## Input material
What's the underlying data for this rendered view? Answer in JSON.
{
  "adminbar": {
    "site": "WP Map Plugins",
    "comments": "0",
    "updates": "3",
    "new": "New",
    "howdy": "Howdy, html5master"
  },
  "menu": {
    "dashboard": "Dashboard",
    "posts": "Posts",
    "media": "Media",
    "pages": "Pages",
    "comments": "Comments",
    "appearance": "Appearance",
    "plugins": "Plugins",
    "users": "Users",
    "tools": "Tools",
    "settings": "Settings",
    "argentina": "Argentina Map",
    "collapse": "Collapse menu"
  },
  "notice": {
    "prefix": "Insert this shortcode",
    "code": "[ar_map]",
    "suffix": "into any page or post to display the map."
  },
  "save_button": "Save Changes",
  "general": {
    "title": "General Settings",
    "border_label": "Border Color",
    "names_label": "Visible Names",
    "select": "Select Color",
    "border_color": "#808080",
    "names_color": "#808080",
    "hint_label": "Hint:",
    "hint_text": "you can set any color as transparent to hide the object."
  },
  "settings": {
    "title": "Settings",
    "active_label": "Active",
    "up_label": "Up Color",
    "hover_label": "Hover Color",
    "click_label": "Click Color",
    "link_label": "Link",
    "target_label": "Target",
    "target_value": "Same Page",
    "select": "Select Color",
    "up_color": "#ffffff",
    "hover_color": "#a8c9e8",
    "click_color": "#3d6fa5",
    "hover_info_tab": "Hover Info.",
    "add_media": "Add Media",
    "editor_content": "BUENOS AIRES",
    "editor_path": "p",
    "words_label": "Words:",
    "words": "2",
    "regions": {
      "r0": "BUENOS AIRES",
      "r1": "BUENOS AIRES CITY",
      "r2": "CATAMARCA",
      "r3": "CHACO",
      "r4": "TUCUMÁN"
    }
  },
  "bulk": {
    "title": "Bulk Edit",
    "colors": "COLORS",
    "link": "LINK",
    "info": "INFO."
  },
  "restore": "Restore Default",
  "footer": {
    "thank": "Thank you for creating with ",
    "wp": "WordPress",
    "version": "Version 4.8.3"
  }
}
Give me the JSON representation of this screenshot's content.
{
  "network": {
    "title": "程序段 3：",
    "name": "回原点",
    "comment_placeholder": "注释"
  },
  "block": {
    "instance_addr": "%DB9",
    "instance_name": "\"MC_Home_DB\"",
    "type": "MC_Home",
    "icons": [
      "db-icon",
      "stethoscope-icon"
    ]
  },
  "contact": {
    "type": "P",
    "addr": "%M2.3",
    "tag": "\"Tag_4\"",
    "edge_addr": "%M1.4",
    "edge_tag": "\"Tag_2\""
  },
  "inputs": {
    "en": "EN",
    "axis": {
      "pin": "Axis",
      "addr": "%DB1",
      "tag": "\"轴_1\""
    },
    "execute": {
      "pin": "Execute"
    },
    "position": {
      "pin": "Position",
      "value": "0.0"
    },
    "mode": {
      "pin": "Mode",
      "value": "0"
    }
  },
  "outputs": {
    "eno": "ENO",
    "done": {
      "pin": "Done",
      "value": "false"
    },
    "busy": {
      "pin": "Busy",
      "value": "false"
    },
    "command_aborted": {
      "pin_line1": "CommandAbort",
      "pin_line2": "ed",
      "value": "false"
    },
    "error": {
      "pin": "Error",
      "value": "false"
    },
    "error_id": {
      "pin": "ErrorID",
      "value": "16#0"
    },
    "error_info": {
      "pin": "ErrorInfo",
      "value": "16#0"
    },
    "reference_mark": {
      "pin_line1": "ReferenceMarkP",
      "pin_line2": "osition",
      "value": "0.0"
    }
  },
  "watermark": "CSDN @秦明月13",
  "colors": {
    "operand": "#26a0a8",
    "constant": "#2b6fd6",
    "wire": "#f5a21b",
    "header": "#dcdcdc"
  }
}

## Written request
Write out the complete set of records exactly as given.

## Problem solution
What's the underlying data for this rendered view? Answer in JSON.
{
  "adminbar": {
    "site": "WP Map Plugins",
    "comments": "0",
    "updates": "3",
    "new": "New",
    "howdy": "Howdy, html5master"
  },
  "menu": {
    "dashboard": "Dashboard",
    "posts": "Posts",
    "media": "Media",
    "pages": "Pages",
    "comments": "Comments",
    "appearance": "Appearance",
    "plugins": "Plugins",
    "users": "Users",
    "tools": "Tools",
    "settings": "Settings",
    "argentina": "Argentina Map",
    "collapse": "Collapse menu"
  },
  "notice": {
    "prefix": "Insert this shortcode",
    "code": "[ar_map]",
    "suffix": "into any page or post to display the map."
  },
  "save_button": "Save Changes",
  "general": {
    "title": "General Settings",
    "border_label": "Border Color",
    "names_label": "Visible Names",
    "select": "Select Color",
    "border_color": "#808080",
    "names_color": "#808080",
    "hint_label": "Hint:",
    "hint_text": "you can set any color as transparent to hide the object."
  },
  "settings": {
    "title": "Settings",
    "active_label": "Active",
    "up_label": "Up Color",
    "hover_label": "Hover Color",
    "click_label": "Click Color",
    "link_label": "Link",
    "target_label": "Target",
    "target_value": "Same Page",
    "select": "Select Color",
    "up_color": "#ffffff",
    "hover_color": "#a8c9e8",
    "click_color": "#3d6fa5",
    "hover_info_tab": "Hover Info.",
    "add_media": "Add Media",
    "editor_content": "BUENOS AIRES",
    "editor_path": "p",
    "words_label": "Words:",
    "words": "2",
    "regions": {
      "r0": "BUENOS AIRES",
      "r1": "BUENOS AIRES CITY",
      "r2": "CATAMARCA",
      "r3": "CHACO",
      "r4": "TUCUMÁN"
    }
  },
  "bulk": {
    "title": "Bulk Edit",
    "colors": "COLORS",
    "link": "LINK",
    "info": "INFO."
  },
  "restore": "Restore Default",
  "footer": {
    "thank": "Thank you for creating with ",
    "wp": "WordPress",
    "version": "Version 4.8.3"
  }
}
Give me the JSON representation of this screenshot's content.
{
  "network": {
    "title": "程序段 3：",
    "name": "回原点",
    "comment_placeholder": "注释"
  },
  "block": {
    "instance_addr": "%DB9",
    "instance_name": "\"MC_Home_DB\"",
    "type": "MC_Home",
    "icons": [
      "db-icon",
      "stethoscope-icon"
    ]
  },
  "contact": {
    "type": "P",
    "addr": "%M2.3",
    "tag": "\"Tag_4\"",
    "edge_addr": "%M1.4",
    "edge_tag": "\"Tag_2\""
  },
  "inputs": {
    "en": "EN",
    "axis": {
      "pin": "Axis",
      "addr": "%DB1",
      "tag": "\"轴_1\""
    },
    "execute": {
      "pin": "Execute"
    },
    "position": {
      "pin": "Position",
      "value": "0.0"
    },
    "mode": {
      "pin": "Mode",
      "value": "0"
    }
  },
  "outputs": {
    "eno": "ENO",
    "done": {
      "pin": "Done",
      "value": "false"
    },
    "busy": {
      "pin": "Busy",
      "value": "false"
    },
    "command_aborted": {
      "pin_line1": "CommandAbort",
      "pin_line2": "ed",
      "value": "false"
    },
    "error": {
      "pin": "Error",
      "value": "false"
    },
    "error_id": {
      "pin": "ErrorID",
      "value": "16#0"
    },
    "error_info": {
      "pin": "ErrorInfo",
      "value": "16#0"
    },
    "reference_mark": {
      "pin_line1": "ReferenceMarkP",
      "pin_line2": "osition",
      "value": "0.0"
    }
  },
  "watermark": "CSDN @秦明月13",
  "colors": {
    "operand": "#26a0a8",
    "constant": "#2b6fd6",
    "wire": "#f5a21b",
    "header": "#dcdcdc"
  }
}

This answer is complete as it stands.